== Goal ==
Can you reproduce, word for word, the material from its first line through the line containing "price-tick: 2,440.00 [463, 272, 522, 291]", with both of those lines included?

*** Task data

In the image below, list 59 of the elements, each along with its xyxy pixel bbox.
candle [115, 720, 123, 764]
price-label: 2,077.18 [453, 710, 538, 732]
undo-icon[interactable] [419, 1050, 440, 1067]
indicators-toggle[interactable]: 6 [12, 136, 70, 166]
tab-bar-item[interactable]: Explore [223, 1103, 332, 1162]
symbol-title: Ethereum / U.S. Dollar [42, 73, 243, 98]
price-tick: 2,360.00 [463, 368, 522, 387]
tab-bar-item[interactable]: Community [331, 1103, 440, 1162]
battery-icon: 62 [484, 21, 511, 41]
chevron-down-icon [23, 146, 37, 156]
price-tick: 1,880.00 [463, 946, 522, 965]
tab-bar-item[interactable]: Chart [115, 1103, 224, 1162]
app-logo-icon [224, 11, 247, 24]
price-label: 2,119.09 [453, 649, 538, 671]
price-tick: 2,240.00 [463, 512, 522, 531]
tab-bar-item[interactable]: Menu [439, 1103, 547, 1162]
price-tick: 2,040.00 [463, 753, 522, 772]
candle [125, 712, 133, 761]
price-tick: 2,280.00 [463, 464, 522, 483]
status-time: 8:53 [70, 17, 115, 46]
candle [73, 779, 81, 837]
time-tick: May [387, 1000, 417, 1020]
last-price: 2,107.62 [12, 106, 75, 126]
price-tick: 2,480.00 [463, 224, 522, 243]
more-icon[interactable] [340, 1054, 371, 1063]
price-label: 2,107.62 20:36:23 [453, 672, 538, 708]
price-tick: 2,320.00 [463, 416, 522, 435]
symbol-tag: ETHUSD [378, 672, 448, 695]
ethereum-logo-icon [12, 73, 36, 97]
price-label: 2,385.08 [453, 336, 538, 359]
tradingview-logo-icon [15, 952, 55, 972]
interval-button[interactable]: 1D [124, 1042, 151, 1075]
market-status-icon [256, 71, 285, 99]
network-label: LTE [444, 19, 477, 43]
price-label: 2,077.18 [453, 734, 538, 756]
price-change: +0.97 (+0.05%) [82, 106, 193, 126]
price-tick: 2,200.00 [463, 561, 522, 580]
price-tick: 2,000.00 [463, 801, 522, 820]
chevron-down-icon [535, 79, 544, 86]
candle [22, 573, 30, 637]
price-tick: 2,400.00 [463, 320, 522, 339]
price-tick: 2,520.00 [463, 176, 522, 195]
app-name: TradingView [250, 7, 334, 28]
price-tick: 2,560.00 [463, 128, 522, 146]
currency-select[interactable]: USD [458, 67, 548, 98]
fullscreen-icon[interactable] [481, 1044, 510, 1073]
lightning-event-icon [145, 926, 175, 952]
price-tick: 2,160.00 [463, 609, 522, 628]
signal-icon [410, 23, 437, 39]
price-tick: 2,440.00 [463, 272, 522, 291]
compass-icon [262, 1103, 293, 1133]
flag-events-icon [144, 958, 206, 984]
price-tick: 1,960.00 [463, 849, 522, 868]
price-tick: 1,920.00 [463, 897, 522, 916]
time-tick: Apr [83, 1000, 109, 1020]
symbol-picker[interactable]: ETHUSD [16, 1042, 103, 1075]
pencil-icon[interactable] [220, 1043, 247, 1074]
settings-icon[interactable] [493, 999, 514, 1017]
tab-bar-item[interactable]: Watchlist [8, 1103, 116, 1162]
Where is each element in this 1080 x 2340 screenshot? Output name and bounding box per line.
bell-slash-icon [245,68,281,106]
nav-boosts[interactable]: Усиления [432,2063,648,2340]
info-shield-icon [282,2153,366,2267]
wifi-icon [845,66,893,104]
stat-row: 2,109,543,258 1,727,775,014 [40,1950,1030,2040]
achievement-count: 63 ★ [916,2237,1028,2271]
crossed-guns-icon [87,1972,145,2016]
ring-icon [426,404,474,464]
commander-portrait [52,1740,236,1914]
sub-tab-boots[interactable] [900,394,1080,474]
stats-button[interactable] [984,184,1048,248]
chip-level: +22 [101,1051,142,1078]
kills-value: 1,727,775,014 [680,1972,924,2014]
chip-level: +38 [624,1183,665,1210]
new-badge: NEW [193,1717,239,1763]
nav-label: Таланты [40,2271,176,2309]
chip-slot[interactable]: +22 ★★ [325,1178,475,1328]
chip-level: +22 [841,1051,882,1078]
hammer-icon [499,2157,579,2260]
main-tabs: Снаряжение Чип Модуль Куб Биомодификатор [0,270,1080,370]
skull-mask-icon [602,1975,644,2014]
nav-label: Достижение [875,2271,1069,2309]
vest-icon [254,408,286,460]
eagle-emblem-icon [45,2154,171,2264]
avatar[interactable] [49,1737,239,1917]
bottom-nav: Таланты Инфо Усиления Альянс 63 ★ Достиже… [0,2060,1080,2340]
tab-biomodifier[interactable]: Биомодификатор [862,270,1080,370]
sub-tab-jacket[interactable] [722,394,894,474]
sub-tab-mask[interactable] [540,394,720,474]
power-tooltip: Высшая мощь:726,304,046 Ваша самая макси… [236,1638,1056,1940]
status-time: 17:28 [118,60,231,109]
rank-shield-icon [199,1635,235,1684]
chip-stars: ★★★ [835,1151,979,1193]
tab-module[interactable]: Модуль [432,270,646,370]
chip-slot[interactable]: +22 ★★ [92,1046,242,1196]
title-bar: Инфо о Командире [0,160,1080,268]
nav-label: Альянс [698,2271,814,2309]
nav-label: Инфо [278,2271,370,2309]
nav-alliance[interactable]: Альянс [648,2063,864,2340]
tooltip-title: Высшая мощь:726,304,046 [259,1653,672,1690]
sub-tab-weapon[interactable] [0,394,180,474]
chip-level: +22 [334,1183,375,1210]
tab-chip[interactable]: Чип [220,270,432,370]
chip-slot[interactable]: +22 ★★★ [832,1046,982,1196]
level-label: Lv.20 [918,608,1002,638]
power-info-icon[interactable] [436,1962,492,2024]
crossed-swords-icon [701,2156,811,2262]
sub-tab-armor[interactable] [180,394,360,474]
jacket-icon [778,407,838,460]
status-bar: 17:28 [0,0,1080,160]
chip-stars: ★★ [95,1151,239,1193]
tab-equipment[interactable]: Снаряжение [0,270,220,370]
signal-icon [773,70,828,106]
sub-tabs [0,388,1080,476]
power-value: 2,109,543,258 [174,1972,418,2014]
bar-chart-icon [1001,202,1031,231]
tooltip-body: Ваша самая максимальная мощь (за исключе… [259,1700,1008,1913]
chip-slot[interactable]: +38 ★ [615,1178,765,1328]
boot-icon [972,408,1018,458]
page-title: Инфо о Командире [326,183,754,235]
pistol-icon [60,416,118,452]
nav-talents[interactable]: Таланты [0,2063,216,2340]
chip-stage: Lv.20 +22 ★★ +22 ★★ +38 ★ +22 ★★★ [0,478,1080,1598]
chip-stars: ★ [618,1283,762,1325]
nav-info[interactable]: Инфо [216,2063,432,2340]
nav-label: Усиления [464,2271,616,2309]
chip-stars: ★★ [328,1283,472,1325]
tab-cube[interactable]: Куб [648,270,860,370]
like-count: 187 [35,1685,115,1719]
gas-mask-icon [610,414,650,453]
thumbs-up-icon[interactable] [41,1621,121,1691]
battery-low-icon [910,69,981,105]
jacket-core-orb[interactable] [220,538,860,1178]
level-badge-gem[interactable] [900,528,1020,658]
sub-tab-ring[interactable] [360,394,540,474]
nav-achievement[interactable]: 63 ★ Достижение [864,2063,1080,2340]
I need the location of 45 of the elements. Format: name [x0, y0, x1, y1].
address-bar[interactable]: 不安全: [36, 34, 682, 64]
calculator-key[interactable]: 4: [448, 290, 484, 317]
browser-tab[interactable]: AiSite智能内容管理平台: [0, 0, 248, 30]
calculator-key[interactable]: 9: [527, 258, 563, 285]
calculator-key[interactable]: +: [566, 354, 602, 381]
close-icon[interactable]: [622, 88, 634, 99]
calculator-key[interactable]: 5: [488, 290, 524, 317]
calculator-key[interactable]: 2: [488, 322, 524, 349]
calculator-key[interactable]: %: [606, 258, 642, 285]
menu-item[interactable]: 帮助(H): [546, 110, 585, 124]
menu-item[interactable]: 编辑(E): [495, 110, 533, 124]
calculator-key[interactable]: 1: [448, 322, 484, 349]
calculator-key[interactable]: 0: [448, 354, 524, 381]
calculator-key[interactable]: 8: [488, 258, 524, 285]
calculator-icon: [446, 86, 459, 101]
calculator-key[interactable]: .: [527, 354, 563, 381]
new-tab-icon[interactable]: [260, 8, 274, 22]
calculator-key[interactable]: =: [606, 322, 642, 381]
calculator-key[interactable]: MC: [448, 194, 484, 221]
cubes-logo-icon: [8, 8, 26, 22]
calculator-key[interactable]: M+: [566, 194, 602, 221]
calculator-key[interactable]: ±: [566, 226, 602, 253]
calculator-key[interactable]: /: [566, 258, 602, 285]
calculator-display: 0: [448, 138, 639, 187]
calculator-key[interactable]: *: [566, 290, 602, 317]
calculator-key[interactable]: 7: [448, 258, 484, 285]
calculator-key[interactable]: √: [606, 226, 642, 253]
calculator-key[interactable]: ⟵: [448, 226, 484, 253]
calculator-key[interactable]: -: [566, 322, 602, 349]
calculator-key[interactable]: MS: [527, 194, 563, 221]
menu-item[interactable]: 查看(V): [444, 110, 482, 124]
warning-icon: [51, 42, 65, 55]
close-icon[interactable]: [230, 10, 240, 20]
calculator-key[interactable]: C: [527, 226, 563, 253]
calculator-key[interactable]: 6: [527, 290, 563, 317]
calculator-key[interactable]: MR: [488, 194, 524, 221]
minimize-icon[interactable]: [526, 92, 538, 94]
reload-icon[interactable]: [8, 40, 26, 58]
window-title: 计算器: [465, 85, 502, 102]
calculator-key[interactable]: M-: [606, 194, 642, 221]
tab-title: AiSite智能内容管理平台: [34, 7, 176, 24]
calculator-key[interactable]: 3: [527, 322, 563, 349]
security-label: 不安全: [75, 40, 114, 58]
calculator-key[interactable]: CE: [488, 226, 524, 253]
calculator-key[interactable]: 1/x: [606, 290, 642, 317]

******

== Worked solution ==
In the image below, list 59 of the elements, each along with its xyxy pixel bbox.
candle [115, 720, 123, 764]
price-label: 2,077.18 [453, 710, 538, 732]
undo-icon[interactable] [419, 1050, 440, 1067]
indicators-toggle[interactable]: 6 [12, 136, 70, 166]
tab-bar-item[interactable]: Explore [223, 1103, 332, 1162]
symbol-title: Ethereum / U.S. Dollar [42, 73, 243, 98]
price-tick: 2,360.00 [463, 368, 522, 387]
tab-bar-item[interactable]: Community [331, 1103, 440, 1162]
battery-icon: 62 [484, 21, 511, 41]
chevron-down-icon [23, 146, 37, 156]
price-tick: 1,880.00 [463, 946, 522, 965]
tab-bar-item[interactable]: Chart [115, 1103, 224, 1162]
app-logo-icon [224, 11, 247, 24]
price-label: 2,119.09 [453, 649, 538, 671]
price-tick: 2,240.00 [463, 512, 522, 531]
tab-bar-item[interactable]: Menu [439, 1103, 547, 1162]
price-tick: 2,040.00 [463, 753, 522, 772]
candle [125, 712, 133, 761]
price-tick: 2,280.00 [463, 464, 522, 483]
status-time: 8:53 [70, 17, 115, 46]
candle [73, 779, 81, 837]
time-tick: May [387, 1000, 417, 1020]
last-price: 2,107.62 [12, 106, 75, 126]
price-tick: 2,480.00 [463, 224, 522, 243]
more-icon[interactable] [340, 1054, 371, 1063]
price-label: 2,107.62 20:36:23 [453, 672, 538, 708]
price-tick: 2,320.00 [463, 416, 522, 435]
symbol-tag: ETHUSD [378, 672, 448, 695]
ethereum-logo-icon [12, 73, 36, 97]
price-label: 2,385.08 [453, 336, 538, 359]
tradingview-logo-icon [15, 952, 55, 972]
interval-button[interactable]: 1D [124, 1042, 151, 1075]
market-status-icon [256, 71, 285, 99]
network-label: LTE [444, 19, 477, 43]
price-label: 2,077.18 [453, 734, 538, 756]
price-change: +0.97 (+0.05%) [82, 106, 193, 126]
price-tick: 2,200.00 [463, 561, 522, 580]
price-tick: 2,000.00 [463, 801, 522, 820]
chevron-down-icon [535, 79, 544, 86]
candle [22, 573, 30, 637]
price-tick: 2,400.00 [463, 320, 522, 339]
price-tick: 2,520.00 [463, 176, 522, 195]
app-name: TradingView [250, 7, 334, 28]
price-tick: 2,560.00 [463, 128, 522, 146]
currency-select[interactable]: USD [458, 67, 548, 98]
fullscreen-icon[interactable] [481, 1044, 510, 1073]
lightning-event-icon [145, 926, 175, 952]
price-tick: 2,160.00 [463, 609, 522, 628]
signal-icon [410, 23, 437, 39]
price-tick: 2,440.00 [463, 272, 522, 291]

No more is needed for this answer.